_Selected extract_:
┄┄┄┄┄┄┄┄┄┄

Study Concludes SUVs Not Safer Than Cars
Posted 09/06/02 10:17 a.m. CDT

By Joe Wiesenfelder
cars.com

While sport utility vehicles do represent a greater risk to drivers of smaller vehicles, they are not safer to drive, according to a study by the University of Michigan and the Lawrence Berkeley National Laboratory. In comparing specific models of all vehicle body styles sold from 1995 to 1999, the study supports one of the accepted societal shortcomings of SUVs and pickup trucks — that they endanger others — but refutes the perceived upside of safety for their drivers.
Funded by the Energy Foundation, a non-profit partnership of sustainable-energy concerns, the study also refutes conclusions drawn by the Insurance Institute for Highway Safety (IIHS), in which vehicle weight overshadows other factors. “We thought it was wrong to take the weight of a car as the only safety characteristic,” said Marc Ross, a University of Michigan professor of physics, who co-authored the new study with Tom Wenzel of Lawrence Berkeley. The report states: “The argument that the low weight of cars with high fuel economy has resulted in many excess deaths is unfounded; by paying careful attention to safety in vehicle design, smaller cars can be, and indeed have been, made as safe as larger ones.”


The subcompact Honda Civic was as safe as the average SUV during the study period of 1995 - 1999.


The study is based on driver death rates from National Highway Traffic Safety Administration (NHTSA) data, and includes only the most-popular models sold for the entire five-year period, for statistical validity. Unfortunately, this excludes all SUVs with unibody (car-based) construction, which were introduced in the middle of the period analyzed. The best snapshot of the study is its Figure 2, in which the risk to the driver is plotted against the risk to drivers of other vehicles (the latter only in two-vehicle collisions), for all vehicle body styles.

┄┄┄┄┄┄┄┄┄┄

_To-do list_:
1. Answer these about the SUV safety article:
(a) Which organization funded the study?
(b) Whose data are the driver death rates based on?
(c) Which subcompact car was as safe as the average SUV during 1995 to 1999?
2. Can you pick up the SUV safety article after its last sentence and keep it going?

┄┄┄┄┄┄┄┄┄┄

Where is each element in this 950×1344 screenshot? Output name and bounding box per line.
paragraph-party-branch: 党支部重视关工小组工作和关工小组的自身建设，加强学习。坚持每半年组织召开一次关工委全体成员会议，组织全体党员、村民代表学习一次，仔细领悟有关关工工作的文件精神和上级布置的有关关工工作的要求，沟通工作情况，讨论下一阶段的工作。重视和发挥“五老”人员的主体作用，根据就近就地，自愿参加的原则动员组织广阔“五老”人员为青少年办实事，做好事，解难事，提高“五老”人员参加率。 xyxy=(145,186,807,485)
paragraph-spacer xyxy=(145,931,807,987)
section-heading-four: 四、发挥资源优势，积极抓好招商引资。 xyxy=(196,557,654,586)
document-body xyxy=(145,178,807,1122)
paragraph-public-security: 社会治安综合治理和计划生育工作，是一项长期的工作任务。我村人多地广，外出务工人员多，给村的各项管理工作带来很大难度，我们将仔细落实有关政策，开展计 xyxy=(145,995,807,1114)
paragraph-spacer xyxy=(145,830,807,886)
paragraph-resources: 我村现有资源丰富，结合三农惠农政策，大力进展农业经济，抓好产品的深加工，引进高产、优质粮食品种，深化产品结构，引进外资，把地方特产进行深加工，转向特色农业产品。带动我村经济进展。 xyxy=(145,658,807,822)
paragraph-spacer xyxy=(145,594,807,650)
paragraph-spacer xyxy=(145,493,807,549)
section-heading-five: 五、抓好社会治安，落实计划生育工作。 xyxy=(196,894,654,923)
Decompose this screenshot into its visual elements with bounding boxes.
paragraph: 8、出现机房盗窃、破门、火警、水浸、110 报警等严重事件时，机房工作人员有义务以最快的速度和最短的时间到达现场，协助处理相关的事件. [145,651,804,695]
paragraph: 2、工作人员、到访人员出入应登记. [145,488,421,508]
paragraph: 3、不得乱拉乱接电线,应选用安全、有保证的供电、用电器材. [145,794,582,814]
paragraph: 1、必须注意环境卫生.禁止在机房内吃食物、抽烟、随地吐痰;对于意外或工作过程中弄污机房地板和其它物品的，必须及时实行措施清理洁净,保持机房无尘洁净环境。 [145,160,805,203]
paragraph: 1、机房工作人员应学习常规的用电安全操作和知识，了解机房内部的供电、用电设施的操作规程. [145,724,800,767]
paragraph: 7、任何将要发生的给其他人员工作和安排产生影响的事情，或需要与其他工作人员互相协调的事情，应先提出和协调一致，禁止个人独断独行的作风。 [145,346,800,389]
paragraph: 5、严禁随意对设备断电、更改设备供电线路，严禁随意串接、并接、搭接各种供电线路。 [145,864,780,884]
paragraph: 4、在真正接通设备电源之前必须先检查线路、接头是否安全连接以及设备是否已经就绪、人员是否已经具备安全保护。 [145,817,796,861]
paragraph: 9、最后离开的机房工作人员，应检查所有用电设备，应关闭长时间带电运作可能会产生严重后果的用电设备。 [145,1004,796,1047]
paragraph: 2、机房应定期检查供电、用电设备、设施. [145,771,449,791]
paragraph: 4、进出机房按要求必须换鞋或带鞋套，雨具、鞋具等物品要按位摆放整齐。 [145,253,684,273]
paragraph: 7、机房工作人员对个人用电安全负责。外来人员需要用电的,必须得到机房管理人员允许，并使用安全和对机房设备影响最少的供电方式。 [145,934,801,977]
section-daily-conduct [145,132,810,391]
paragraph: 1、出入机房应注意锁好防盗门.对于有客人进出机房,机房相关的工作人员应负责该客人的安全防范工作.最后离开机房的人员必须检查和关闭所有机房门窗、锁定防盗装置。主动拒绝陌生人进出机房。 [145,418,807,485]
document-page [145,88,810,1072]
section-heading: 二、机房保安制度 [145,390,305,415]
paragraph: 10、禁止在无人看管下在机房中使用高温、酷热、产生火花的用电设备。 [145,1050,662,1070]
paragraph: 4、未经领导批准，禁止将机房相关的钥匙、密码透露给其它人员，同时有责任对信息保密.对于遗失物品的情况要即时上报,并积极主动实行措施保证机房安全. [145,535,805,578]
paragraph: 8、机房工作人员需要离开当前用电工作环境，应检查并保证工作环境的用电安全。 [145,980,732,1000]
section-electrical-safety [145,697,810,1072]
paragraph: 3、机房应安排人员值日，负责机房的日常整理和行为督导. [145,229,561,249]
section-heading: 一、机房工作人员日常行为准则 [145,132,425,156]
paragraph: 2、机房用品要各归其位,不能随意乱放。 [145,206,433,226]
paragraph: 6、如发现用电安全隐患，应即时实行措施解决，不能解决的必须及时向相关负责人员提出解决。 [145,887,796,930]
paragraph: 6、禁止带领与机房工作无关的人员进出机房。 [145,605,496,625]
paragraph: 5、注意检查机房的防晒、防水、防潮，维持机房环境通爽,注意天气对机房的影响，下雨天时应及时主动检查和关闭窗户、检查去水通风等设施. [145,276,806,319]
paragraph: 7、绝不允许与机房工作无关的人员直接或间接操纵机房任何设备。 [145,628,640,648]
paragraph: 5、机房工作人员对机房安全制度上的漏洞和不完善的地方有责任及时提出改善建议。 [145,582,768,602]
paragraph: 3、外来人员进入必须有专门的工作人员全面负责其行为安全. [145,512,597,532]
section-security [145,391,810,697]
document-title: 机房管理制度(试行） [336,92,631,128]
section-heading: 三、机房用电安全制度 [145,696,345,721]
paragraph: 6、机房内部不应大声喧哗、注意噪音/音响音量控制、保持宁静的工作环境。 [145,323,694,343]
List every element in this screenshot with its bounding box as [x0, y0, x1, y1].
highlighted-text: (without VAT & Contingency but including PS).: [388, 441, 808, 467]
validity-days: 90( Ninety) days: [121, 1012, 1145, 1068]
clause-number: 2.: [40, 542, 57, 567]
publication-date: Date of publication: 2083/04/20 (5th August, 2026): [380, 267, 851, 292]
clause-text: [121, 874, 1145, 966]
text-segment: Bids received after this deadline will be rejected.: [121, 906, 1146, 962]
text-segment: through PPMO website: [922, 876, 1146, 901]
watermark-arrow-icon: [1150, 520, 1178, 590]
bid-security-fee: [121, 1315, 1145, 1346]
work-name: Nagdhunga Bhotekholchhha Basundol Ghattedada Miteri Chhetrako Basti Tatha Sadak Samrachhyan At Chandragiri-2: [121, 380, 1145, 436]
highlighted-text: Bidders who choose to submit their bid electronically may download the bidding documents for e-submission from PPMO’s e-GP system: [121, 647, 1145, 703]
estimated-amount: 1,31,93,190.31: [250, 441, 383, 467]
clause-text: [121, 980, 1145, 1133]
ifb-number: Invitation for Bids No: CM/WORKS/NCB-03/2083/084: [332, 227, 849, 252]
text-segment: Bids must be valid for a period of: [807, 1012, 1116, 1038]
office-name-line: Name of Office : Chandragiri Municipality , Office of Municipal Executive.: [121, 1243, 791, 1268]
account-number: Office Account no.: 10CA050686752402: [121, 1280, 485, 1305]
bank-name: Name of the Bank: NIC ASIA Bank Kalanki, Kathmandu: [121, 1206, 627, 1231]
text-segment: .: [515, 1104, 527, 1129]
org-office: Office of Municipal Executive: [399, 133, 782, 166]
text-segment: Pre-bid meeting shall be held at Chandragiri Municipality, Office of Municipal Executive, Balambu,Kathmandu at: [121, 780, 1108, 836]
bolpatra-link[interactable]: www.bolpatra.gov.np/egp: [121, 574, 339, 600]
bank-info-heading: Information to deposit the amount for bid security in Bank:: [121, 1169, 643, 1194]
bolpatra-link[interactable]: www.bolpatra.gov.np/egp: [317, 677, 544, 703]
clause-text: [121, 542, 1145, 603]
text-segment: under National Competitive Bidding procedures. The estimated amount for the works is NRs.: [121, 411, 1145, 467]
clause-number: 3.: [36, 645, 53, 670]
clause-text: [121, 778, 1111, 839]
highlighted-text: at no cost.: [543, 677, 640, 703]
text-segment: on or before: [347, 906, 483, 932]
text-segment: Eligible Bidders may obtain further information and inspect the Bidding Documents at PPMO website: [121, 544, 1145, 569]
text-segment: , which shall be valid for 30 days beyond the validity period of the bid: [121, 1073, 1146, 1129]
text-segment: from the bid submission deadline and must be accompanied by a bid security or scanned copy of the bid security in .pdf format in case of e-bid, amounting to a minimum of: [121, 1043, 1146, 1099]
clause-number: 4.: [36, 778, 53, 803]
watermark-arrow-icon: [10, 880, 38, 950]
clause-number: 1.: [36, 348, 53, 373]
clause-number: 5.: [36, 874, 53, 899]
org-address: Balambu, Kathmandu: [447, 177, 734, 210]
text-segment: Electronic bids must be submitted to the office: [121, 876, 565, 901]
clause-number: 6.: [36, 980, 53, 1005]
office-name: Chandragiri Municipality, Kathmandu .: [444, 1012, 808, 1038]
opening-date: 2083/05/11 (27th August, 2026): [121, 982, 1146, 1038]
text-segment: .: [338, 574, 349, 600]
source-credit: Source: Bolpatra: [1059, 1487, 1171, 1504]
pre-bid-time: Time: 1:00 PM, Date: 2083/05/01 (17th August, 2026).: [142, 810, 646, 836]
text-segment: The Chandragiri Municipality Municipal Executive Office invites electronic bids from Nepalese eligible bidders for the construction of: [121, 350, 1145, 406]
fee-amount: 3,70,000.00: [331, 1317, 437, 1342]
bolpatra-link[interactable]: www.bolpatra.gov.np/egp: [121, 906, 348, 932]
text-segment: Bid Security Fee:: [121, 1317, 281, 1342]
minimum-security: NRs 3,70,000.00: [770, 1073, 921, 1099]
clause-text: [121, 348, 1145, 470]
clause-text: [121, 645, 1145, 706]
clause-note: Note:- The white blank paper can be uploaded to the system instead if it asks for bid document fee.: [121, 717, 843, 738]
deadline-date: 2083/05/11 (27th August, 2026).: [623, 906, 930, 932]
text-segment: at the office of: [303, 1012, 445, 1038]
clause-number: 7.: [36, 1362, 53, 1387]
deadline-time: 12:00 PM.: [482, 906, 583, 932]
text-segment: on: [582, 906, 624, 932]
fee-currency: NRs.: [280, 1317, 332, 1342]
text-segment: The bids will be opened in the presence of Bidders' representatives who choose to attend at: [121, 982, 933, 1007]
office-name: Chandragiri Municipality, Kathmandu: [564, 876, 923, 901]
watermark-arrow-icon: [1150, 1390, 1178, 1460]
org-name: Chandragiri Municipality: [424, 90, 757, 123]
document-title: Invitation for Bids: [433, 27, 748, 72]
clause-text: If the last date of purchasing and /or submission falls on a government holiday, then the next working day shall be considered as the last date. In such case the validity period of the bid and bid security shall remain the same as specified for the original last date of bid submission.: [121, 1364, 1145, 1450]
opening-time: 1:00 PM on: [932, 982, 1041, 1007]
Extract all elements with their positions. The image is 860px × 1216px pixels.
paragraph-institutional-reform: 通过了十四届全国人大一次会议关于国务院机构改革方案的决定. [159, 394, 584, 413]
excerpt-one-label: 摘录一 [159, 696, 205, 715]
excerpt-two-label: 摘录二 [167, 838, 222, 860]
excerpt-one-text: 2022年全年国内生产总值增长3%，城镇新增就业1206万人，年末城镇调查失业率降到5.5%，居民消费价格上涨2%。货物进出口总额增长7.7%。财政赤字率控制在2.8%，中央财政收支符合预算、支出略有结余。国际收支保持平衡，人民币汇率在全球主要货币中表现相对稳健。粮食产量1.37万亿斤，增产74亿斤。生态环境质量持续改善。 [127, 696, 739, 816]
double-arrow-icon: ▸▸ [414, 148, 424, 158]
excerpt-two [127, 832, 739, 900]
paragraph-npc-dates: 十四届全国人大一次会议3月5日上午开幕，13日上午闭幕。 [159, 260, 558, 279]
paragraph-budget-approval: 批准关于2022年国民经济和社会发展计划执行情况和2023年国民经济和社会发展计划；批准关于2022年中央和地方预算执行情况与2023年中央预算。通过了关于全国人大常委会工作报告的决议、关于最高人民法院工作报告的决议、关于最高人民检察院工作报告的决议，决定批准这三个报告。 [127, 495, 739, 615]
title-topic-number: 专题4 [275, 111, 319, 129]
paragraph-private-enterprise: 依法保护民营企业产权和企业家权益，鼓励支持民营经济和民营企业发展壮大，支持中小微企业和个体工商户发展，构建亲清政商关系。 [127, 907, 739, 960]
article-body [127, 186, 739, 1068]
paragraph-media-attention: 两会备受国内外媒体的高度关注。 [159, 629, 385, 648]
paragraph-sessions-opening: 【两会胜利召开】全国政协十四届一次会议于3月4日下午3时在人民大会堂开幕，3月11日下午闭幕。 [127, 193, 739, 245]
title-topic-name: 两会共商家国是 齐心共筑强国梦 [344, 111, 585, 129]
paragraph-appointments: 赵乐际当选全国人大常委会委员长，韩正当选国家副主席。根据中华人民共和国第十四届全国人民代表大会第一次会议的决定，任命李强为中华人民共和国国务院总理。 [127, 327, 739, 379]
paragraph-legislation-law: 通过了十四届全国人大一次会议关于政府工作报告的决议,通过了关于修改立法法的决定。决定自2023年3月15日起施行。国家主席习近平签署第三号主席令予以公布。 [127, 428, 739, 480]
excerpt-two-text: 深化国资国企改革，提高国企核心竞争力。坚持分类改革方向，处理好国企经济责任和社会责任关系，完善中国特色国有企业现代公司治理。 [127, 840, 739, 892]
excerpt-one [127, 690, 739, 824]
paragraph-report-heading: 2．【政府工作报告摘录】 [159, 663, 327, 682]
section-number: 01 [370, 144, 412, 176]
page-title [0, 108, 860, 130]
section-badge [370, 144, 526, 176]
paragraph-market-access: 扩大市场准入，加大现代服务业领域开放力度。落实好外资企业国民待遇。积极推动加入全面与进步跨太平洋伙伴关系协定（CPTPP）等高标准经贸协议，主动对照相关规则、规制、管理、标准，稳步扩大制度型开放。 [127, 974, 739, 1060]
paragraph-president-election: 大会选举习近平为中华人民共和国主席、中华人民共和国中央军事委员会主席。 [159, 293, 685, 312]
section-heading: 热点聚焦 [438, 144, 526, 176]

┄┄┄┄┄┄┄┄┄┄

_Written responses_:
1.
(a) The Energy Foundation.
(b) The National Highway Traffic Safety Administration (NHTSA).
(c) The Honda Civic.

2.
SUVs vs. Cars

In terms of risk to their drivers, the average SUV, large car and midsize car were statistically equal. The risk to drivers of other vehicles was significantly higher for SUVs than for cars of all sizes (excluding sports cars), which supports earlier studies that tallied 1.8 times as many deaths in SUV-to-car crashes as in car-to-car crashes. Compact and subcompact cars posed a risk to their own drivers that was higher, on average, than that of the larger cars and SUVs. Note, however, that lines on the Fig. 2 graph depict ranges to reflect the risk ratings for all models studied (the circle is the average for that class). The subcompact cars varied profoundly in their driver risk factor, and overlapped most of the safer vehicle types.

The study notes that the safest subcompact (Honda Civic and Volkswagen Jetta) and compact (Mazda 626 and Nissan Altima) car models were as safe for their drivers as the average SUV. The Chevrolet Cavalier (and Pontiac Sunfire), Ford Escort and Dodge and Plymouth Neon models carried twice the risk of the Civic and Jetta, which raised the average risk for the whole class.

Even the safest full-size SUV of the period, the Chevrolet Suburban, was no safer than the best-rated midsize and large cars, the Honda Accord and Toyota Camry and Avalon. Likewise, the average vehicle from each of these classes was roughly equal in driver risk.

Other Light Trucks

So where do other light trucks fall? In opposite directions from the SUV, both in terms of risk to driver and to other vehicles. The average pickup truck posed a risk to its own driver comparable to that of the average compact and subcompact cars, but its threat to drivers in other vehicles was almost double that of the average SUV and triple that of cars. Minivans represented a lower risk to their drivers than all trucks and cars except import luxury cars, which are a separate category. The vans posed a higher risk to other drivers than cars, but not as much of a threat as SUVs.

Import Luxury and Sports Cars

The extremes in this study are represented by import luxury cars, which have the lowest risk to their drivers and other drivers, and sports cars, whose risk factor for their own drivers is nearly double that of the next worst class. The risk sports cars pose to other vehicles is roughly the same as the average SUV’s, making it the only type of car that comes close to the SUV’s threat.

The sports car rating is perhaps the most glaring example of the effects of behavior on driver fatality, and thus the study’s results. The study, like many before, explains that the high risk factor comes not from the inherent design of sports cars but from who drives them and how. Sports cars tend to be driven aggressively, and are owned overwhelmingly by young males, who are considered the most dangerous drivers. Behavior plays a part in all of the classes rated.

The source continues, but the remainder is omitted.